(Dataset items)
● ● ●

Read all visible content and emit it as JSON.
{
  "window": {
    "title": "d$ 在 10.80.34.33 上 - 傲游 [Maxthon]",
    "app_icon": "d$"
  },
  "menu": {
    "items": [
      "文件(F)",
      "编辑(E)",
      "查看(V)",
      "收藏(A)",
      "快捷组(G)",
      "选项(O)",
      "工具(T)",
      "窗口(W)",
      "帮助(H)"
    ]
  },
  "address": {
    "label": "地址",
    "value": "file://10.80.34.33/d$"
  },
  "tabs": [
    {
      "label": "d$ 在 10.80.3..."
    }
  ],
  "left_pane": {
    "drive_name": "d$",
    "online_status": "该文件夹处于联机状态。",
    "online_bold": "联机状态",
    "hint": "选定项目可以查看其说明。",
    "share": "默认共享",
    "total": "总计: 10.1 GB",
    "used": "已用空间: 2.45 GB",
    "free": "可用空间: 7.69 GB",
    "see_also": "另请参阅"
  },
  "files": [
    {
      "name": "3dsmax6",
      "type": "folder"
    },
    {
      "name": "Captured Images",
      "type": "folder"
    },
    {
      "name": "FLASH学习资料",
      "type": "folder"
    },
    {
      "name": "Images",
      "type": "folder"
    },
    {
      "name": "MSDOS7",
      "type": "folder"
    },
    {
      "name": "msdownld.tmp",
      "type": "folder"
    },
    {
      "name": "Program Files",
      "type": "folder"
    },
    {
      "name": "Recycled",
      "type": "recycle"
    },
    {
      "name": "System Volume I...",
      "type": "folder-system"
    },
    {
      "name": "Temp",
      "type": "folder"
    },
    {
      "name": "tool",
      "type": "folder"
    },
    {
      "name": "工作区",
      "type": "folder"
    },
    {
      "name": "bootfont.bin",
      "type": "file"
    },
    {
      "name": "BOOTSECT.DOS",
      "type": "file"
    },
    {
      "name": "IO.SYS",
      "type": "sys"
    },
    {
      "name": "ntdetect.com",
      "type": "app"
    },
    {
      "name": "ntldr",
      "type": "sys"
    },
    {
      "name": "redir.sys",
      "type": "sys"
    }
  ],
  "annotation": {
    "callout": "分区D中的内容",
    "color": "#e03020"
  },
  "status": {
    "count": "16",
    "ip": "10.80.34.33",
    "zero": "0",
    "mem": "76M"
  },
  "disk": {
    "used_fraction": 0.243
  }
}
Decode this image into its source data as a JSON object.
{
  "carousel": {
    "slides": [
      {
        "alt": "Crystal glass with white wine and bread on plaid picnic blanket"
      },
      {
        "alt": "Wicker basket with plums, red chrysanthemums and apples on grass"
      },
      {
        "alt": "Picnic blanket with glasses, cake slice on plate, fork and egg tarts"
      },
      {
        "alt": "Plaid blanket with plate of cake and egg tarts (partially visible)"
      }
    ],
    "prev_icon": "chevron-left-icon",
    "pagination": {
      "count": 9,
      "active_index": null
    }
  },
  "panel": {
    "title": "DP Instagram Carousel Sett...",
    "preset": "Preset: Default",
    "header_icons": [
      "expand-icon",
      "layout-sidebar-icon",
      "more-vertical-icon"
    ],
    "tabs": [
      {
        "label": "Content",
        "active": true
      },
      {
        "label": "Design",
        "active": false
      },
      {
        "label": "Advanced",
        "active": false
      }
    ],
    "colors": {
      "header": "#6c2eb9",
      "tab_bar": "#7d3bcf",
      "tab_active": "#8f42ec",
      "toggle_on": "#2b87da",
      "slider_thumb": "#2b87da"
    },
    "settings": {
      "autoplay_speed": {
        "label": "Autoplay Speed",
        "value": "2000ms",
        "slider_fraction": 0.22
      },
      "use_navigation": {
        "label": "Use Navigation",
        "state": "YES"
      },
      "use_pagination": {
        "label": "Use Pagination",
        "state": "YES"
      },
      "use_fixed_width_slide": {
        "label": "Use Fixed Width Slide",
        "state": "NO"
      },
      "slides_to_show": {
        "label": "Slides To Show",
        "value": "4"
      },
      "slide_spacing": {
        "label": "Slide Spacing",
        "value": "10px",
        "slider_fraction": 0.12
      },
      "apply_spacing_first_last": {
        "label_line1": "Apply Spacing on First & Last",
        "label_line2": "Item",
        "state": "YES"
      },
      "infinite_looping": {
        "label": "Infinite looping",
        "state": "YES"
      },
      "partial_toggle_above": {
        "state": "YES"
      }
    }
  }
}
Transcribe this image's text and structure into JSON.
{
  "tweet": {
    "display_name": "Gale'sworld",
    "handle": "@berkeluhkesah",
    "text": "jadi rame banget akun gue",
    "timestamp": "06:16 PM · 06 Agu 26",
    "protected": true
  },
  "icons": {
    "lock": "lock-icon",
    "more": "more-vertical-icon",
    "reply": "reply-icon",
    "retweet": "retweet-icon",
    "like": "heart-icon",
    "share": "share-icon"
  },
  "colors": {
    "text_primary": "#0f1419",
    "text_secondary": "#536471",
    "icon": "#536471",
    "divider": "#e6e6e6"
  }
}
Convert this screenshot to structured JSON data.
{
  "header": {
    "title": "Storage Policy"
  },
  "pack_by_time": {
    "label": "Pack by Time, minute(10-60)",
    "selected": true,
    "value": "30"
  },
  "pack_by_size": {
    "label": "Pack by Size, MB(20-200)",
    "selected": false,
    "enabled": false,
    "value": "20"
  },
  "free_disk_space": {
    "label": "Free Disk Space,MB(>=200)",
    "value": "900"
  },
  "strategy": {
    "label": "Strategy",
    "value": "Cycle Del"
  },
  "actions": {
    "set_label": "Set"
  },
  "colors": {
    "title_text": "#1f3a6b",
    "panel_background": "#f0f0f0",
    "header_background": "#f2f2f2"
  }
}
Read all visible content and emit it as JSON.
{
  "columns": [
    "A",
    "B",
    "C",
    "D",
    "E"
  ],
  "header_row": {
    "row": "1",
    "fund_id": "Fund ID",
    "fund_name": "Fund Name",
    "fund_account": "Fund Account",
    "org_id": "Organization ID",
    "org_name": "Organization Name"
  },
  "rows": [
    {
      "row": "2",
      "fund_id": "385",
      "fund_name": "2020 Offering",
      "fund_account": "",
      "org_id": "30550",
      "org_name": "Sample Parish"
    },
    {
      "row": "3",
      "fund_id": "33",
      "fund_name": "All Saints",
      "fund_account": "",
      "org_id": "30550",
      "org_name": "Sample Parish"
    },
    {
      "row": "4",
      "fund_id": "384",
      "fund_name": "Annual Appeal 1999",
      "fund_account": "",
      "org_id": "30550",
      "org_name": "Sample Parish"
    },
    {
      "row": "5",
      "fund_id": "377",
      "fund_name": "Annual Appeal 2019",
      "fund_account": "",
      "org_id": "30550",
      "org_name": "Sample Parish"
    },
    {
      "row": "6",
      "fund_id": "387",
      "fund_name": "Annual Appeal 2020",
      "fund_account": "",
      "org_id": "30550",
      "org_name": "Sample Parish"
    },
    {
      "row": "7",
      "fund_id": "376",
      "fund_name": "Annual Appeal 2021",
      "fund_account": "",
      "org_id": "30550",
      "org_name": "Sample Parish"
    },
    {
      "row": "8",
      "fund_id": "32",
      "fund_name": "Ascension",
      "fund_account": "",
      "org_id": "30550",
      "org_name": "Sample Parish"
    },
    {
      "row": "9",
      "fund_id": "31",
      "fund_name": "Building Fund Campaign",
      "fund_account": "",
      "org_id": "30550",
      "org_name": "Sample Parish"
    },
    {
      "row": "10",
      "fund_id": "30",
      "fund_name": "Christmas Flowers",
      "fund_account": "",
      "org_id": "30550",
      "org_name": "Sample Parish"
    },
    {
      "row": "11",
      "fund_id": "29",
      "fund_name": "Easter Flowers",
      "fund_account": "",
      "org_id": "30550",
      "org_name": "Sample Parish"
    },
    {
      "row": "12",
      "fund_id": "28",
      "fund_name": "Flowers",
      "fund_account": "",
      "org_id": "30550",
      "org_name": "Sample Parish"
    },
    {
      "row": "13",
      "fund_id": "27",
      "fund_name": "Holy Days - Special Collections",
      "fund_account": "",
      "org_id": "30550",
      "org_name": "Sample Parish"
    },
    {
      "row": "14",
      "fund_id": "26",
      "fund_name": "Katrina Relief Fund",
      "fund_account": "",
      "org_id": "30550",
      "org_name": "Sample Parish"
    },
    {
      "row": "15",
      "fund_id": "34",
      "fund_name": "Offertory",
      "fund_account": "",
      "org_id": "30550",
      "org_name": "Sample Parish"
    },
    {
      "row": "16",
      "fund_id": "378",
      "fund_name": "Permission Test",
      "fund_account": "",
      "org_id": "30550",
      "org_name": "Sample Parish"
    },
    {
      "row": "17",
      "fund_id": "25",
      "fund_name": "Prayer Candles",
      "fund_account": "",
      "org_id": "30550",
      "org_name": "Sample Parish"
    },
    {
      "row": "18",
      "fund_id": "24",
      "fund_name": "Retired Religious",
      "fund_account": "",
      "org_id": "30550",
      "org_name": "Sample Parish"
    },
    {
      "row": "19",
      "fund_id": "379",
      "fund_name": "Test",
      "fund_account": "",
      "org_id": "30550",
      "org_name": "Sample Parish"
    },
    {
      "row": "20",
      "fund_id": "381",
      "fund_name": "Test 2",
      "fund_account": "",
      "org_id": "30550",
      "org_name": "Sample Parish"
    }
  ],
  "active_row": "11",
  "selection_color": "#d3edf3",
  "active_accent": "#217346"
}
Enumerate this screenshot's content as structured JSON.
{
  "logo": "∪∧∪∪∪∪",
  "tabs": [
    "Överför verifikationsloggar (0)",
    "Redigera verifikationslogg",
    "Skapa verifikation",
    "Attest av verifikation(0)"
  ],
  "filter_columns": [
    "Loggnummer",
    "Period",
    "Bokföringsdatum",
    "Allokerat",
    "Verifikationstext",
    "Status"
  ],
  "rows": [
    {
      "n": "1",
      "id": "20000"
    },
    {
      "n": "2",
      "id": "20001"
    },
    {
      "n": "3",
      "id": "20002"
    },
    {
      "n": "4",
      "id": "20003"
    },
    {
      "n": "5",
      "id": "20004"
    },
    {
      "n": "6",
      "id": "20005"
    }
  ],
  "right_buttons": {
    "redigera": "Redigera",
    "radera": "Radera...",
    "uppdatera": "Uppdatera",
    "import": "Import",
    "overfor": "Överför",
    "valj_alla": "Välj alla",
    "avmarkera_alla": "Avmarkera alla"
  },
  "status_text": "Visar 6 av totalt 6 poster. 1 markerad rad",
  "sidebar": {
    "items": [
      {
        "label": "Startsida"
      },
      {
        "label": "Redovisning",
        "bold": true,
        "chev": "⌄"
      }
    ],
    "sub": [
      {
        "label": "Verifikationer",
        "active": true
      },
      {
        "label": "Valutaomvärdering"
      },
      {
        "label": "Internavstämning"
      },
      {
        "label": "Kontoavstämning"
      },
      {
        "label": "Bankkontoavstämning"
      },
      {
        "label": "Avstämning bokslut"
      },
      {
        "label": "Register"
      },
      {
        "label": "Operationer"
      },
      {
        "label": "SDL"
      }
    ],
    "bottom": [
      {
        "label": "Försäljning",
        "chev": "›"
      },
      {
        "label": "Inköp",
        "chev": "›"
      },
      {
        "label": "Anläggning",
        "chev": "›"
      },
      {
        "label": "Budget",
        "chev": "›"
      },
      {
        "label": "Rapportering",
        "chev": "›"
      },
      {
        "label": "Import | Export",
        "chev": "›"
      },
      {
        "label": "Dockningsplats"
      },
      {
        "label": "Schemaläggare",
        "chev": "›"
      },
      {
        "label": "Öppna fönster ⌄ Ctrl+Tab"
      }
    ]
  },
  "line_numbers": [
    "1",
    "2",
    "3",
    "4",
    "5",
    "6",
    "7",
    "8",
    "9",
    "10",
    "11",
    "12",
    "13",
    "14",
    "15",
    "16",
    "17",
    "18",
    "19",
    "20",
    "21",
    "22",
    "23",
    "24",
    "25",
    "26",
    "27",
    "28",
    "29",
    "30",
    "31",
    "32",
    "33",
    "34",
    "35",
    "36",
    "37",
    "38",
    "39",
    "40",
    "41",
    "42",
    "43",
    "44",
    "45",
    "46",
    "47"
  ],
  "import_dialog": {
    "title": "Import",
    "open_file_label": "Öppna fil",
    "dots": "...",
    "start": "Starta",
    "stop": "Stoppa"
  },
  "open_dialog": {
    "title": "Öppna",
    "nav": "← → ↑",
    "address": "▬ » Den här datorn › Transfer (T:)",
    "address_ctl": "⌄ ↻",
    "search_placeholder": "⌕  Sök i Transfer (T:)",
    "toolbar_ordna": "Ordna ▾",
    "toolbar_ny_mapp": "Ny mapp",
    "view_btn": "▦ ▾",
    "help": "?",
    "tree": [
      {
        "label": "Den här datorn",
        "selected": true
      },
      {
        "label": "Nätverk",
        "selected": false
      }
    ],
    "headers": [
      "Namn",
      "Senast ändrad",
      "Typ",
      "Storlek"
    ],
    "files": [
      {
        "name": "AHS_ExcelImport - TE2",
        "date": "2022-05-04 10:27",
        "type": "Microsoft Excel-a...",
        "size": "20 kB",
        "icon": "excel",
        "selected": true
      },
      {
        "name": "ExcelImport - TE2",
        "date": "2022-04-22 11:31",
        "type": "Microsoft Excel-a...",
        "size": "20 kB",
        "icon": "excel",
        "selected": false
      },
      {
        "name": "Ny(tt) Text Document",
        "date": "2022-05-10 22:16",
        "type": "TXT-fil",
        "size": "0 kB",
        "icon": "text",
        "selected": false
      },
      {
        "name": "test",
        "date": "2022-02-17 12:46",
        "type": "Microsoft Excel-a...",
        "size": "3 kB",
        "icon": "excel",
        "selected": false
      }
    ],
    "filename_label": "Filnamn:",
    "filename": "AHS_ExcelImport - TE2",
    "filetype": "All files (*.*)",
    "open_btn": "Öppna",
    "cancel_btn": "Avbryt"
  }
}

● ● ●

▸ STATED TASK: From the entries above, copy every line containing the word "with".

▸ EXERCISE RESPONSE:
        "alt": "Crystal glass with white wine and bread on plaid picnic blanket"
        "alt": "Wicker basket with plums, red chrysanthemums and apples on grass"
        "alt": "Picnic blanket with glasses, cake slice on plate, fork and egg tarts"
        "alt": "Plaid blanket with plate of cake and egg tarts (partially visible)"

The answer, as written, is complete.